Write out each record below exactly as it appears, with no pictures.

═════ ENTRIES ═════

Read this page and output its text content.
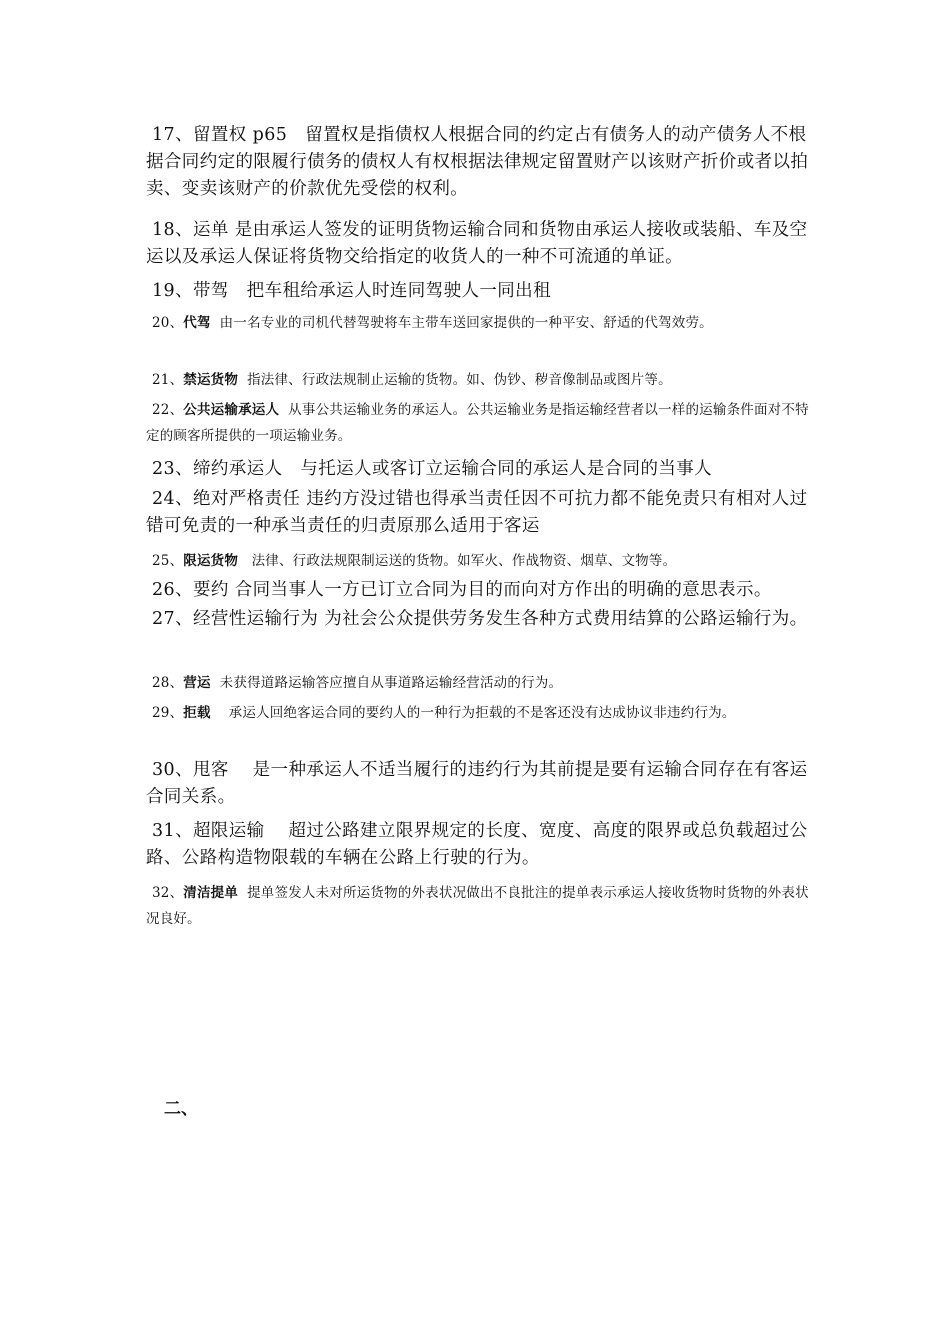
17、留置权 p65 留置权是指债权人根据合同的约定占有债务人的动产债务人不根据合同约定的限履行债务的债权人有权根据法律规定留置财产以该财产折价或者以拍卖、变卖该财产的价款优先受偿的权利。
18、运单 是由承运人签发的证明货物运输合同和货物由承运人接收或装船、车及空运以及承运人保证将货物交给指定的收货人的一种不可流通的单证。
19、带驾 把车租给承运人时连同驾驶人一同出租
20、代驾 由一名专业的司机代替驾驶将车主带车送回家提供的一种平安、舒适的代驾效劳。
21、禁运货物 指法律、行政法规制止运输的货物。如、伪钞、秽音像制品或图片等。
22、公共运输承运人 从事公共运输业务的承运人。公共运输业务是指运输经营者以一样的运输条件面对不特定的顾客所提供的一项运输业务。
23、缔约承运人 与托运人或客订立运输合同的承运人是合同的当事人
24、绝对严格责任 违约方没过错也得承当责任因不可抗力都不能免责只有相对人过错可免责的一种承当责任的归责原那么适用于客运
25、限运货物 法律、行政法规限制运送的货物。如军火、作战物资、烟草、文物等。
26、要约 合同当事人一方已订立合同为目的而向对方作出的明确的意思表示。
27、经营性运输行为 为社会公众提供劳务发生各种方式费用结算的公路运输行为。
28、营运 未获得道路运输答应擅自从事道路运输经营活动的行为。
29、拒载 承运人回绝客运合同的要约人的一种行为拒载的不是客还没有达成协议非违约行为。
30、甩客 是一种承运人不适当履行的违约行为其前提是要有运输合同存在有客运合同关系。
31、超限运输 超过公路建立限界规定的长度、宽度、高度的限界或总负载超过公路、公路构造物限载的车辆在公路上行驶的行为。
32、清洁提单 提单签发人未对所运货物的外表状况做出不良批注的提单表示承运人接收货物时货物的外表状况良好。
二、
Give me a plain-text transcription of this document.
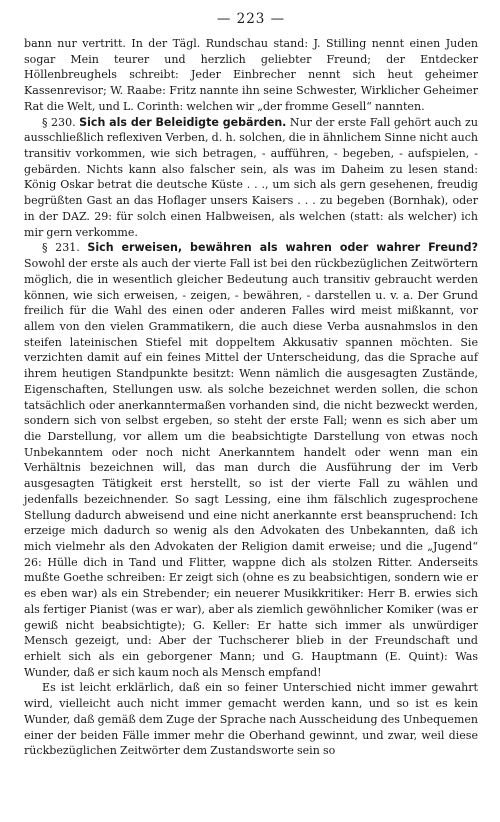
— 223 —

bann nur vertritt. In der Tägl. Rundschau stand: J. Stilling nennt einen Juden sogar Mein teurer und herzlich geliebter Freund; der Entdecker Höllenbreughels schreibt: Jeder Einbrecher nennt sich heut geheimer Kassenrevisor; W. Raabe: Fritz nannte ihn seine Schwester, Wirklicher Geheimer Rat die Welt, und L. Corinth: welchen wir „der fromme Gesell“ nannten.

§ 230. Sich als der Beleidigte gebärden. Nur der erste Fall gehört auch zu ausschließlich reflexiven Verben, d. h. solchen, die in ähnlichem Sinne nicht auch transitiv vorkommen, wie sich betragen, - aufführen, - begeben, - aufspielen, - gebärden. Nichts kann also falscher sein, als was im Daheim zu lesen stand: König Oskar betrat die deutsche Küste . . ., um sich als gern gesehenen, freudig begrüßten Gast an das Hoflager unsers Kaisers . . . zu begeben (Bornhak), oder in der DAZ. 29: für solch einen Halbweisen, als welchen (statt: als welcher) ich mir gern verkomme.

§ 231. Sich erweisen, bewähren als wahren oder wahrer Freund? Sowohl der erste als auch der vierte Fall ist bei den rückbezüglichen Zeitwörtern möglich, die in wesentlich gleicher Bedeutung auch transitiv gebraucht werden können, wie sich erweisen, - zeigen, - bewähren, - darstellen u. v. a. Der Grund freilich für die Wahl des einen oder anderen Falles wird meist mißkannt, vor allem von den vielen Grammatikern, die auch diese Verba ausnahmslos in den steifen lateinischen Stiefel mit doppeltem Akkusativ spannen möchten. Sie verzichten damit auf ein feines Mittel der Unterscheidung, das die Sprache auf ihrem heutigen Standpunkte besitzt: Wenn nämlich die ausgesagten Zustände, Eigenschaften, Stellungen usw. als solche bezeichnet werden sollen, die schon tatsächlich oder anerkanntermaßen vorhanden sind, die nicht bezweckt werden, sondern sich von selbst ergeben, so steht der erste Fall; wenn es sich aber um die Darstellung, vor allem um die beabsichtigte Darstellung von etwas noch Unbekanntem oder noch nicht Anerkanntem handelt oder wenn man ein Verhältnis bezeichnen will, das man durch die Ausführung der im Verb ausgesagten Tätigkeit erst herstellt, so ist der vierte Fall zu wählen und jedenfalls bezeichnender. So sagt Lessing, eine ihm fälschlich zugesprochene Stellung dadurch abweisend und eine nicht anerkannte erst beanspruchend: Ich erzeige mich dadurch so wenig als den Advokaten des Unbekannten, daß ich mich vielmehr als den Advokaten der Religion damit erweise; und die „Jugend“ 26: Hülle dich in Tand und Flitter, wappne dich als stolzen Ritter. Anderseits mußte Goethe schreiben: Er zeigt sich (ohne es zu beabsichtigen, sondern wie er es eben war) als ein Strebender; ein neuerer Musikkritiker: Herr B. erwies sich als fertiger Pianist (was er war), aber als ziemlich gewöhnlicher Komiker (was er gewiß nicht beabsichtigte); G. Keller: Er hatte sich immer als unwürdiger Mensch gezeigt, und: Aber der Tuchscherer blieb in der Freundschaft und erhielt sich als ein geborgener Mann; und G. Hauptmann (E. Quint): Was Wunder, daß er sich kaum noch als Mensch empfand!

Es ist leicht erklärlich, daß ein so feiner Unterschied nicht immer gewahrt wird, vielleicht auch nicht immer gemacht werden kann, und so ist es kein Wunder, daß gemäß dem Zuge der Sprache nach Ausscheidung des Unbequemen einer der beiden Fälle immer mehr die Oberhand gewinnt, und zwar, weil diese rückbezüglichen Zeitwörter dem Zustandsworte sein so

═════

### COMPLETED EXERCISE
Read this page and output its text content.
17、留置权 p65 留置权是指债权人根据合同的约定占有债务人的动产债务人不根据合同约定的限履行债务的债权人有权根据法律规定留置财产以该财产折价或者以拍卖、变卖该财产的价款优先受偿的权利。
18、运单 是由承运人签发的证明货物运输合同和货物由承运人接收或装船、车及空运以及承运人保证将货物交给指定的收货人的一种不可流通的单证。
19、带驾 把车租给承运人时连同驾驶人一同出租
20、代驾 由一名专业的司机代替驾驶将车主带车送回家提供的一种平安、舒适的代驾效劳。
21、禁运货物 指法律、行政法规制止运输的货物。如、伪钞、秽音像制品或图片等。
22、公共运输承运人 从事公共运输业务的承运人。公共运输业务是指运输经营者以一样的运输条件面对不特定的顾客所提供的一项运输业务。
23、缔约承运人 与托运人或客订立运输合同的承运人是合同的当事人
24、绝对严格责任 违约方没过错也得承当责任因不可抗力都不能免责只有相对人过错可免责的一种承当责任的归责原那么适用于客运
25、限运货物 法律、行政法规限制运送的货物。如军火、作战物资、烟草、文物等。
26、要约 合同当事人一方已订立合同为目的而向对方作出的明确的意思表示。
27、经营性运输行为 为社会公众提供劳务发生各种方式费用结算的公路运输行为。
28、营运 未获得道路运输答应擅自从事道路运输经营活动的行为。
29、拒载 承运人回绝客运合同的要约人的一种行为拒载的不是客还没有达成协议非违约行为。
30、甩客 是一种承运人不适当履行的违约行为其前提是要有运输合同存在有客运合同关系。
31、超限运输 超过公路建立限界规定的长度、宽度、高度的限界或总负载超过公路、公路构造物限载的车辆在公路上行驶的行为。
32、清洁提单 提单签发人未对所运货物的外表状况做出不良批注的提单表示承运人接收货物时货物的外表状况良好。
二、
Give me a plain-text transcription of this document.
— 223 —

bann nur vertritt. In der Tägl. Rundschau stand: J. Stilling nennt einen Juden sogar Mein teurer und herzlich geliebter Freund; der Entdecker Höllenbreughels schreibt: Jeder Einbrecher nennt sich heut geheimer Kassenrevisor; W. Raabe: Fritz nannte ihn seine Schwester, Wirklicher Geheimer Rat die Welt, und L. Corinth: welchen wir „der fromme Gesell“ nannten.

§ 230. Sich als der Beleidigte gebärden. Nur der erste Fall gehört auch zu ausschließlich reflexiven Verben, d. h. solchen, die in ähnlichem Sinne nicht auch transitiv vorkommen, wie sich betragen, - aufführen, - begeben, - aufspielen, - gebärden. Nichts kann also falscher sein, als was im Daheim zu lesen stand: König Oskar betrat die deutsche Küste . . ., um sich als gern gesehenen, freudig begrüßten Gast an das Hoflager unsers Kaisers . . . zu begeben (Bornhak), oder in der DAZ. 29: für solch einen Halbweisen, als welchen (statt: als welcher) ich mir gern verkomme.

§ 231. Sich erweisen, bewähren als wahren oder wahrer Freund? Sowohl der erste als auch der vierte Fall ist bei den rückbezüglichen Zeitwörtern möglich, die in wesentlich gleicher Bedeutung auch transitiv gebraucht werden können, wie sich erweisen, - zeigen, - bewähren, - darstellen u. v. a. Der Grund freilich für die Wahl des einen oder anderen Falles wird meist mißkannt, vor allem von den vielen Grammatikern, die auch diese Verba ausnahmslos in den steifen lateinischen Stiefel mit doppeltem Akkusativ spannen möchten. Sie verzichten damit auf ein feines Mittel der Unterscheidung, das die Sprache auf ihrem heutigen Standpunkte besitzt: Wenn nämlich die ausgesagten Zustände, Eigenschaften, Stellungen usw. als solche bezeichnet werden sollen, die schon tatsächlich oder anerkanntermaßen vorhanden sind, die nicht bezweckt werden, sondern sich von selbst ergeben, so steht der erste Fall; wenn es sich aber um die Darstellung, vor allem um die beabsichtigte Darstellung von etwas noch Unbekanntem oder noch nicht Anerkanntem handelt oder wenn man ein Verhältnis bezeichnen will, das man durch die Ausführung der im Verb ausgesagten Tätigkeit erst herstellt, so ist der vierte Fall zu wählen und jedenfalls bezeichnender. So sagt Lessing, eine ihm fälschlich zugesprochene Stellung dadurch abweisend und eine nicht anerkannte erst beanspruchend: Ich erzeige mich dadurch so wenig als den Advokaten des Unbekannten, daß ich mich vielmehr als den Advokaten der Religion damit erweise; und die „Jugend“ 26: Hülle dich in Tand und Flitter, wappne dich als stolzen Ritter. Anderseits mußte Goethe schreiben: Er zeigt sich (ohne es zu beabsichtigen, sondern wie er es eben war) als ein Strebender; ein neuerer Musikkritiker: Herr B. erwies sich als fertiger Pianist (was er war), aber als ziemlich gewöhnlicher Komiker (was er gewiß nicht beabsichtigte); G. Keller: Er hatte sich immer als unwürdiger Mensch gezeigt, und: Aber der Tuchscherer blieb in der Freundschaft und erhielt sich als ein geborgener Mann; und G. Hauptmann (E. Quint): Was Wunder, daß er sich kaum noch als Mensch empfand!

Es ist leicht erklärlich, daß ein so feiner Unterschied nicht immer gewahrt wird, vielleicht auch nicht immer gemacht werden kann, und so ist es kein Wunder, daß gemäß dem Zuge der Sprache nach Ausscheidung des Unbequemen einer der beiden Fälle immer mehr die Oberhand gewinnt, und zwar, weil diese rückbezüglichen Zeitwörter dem Zustandsworte sein so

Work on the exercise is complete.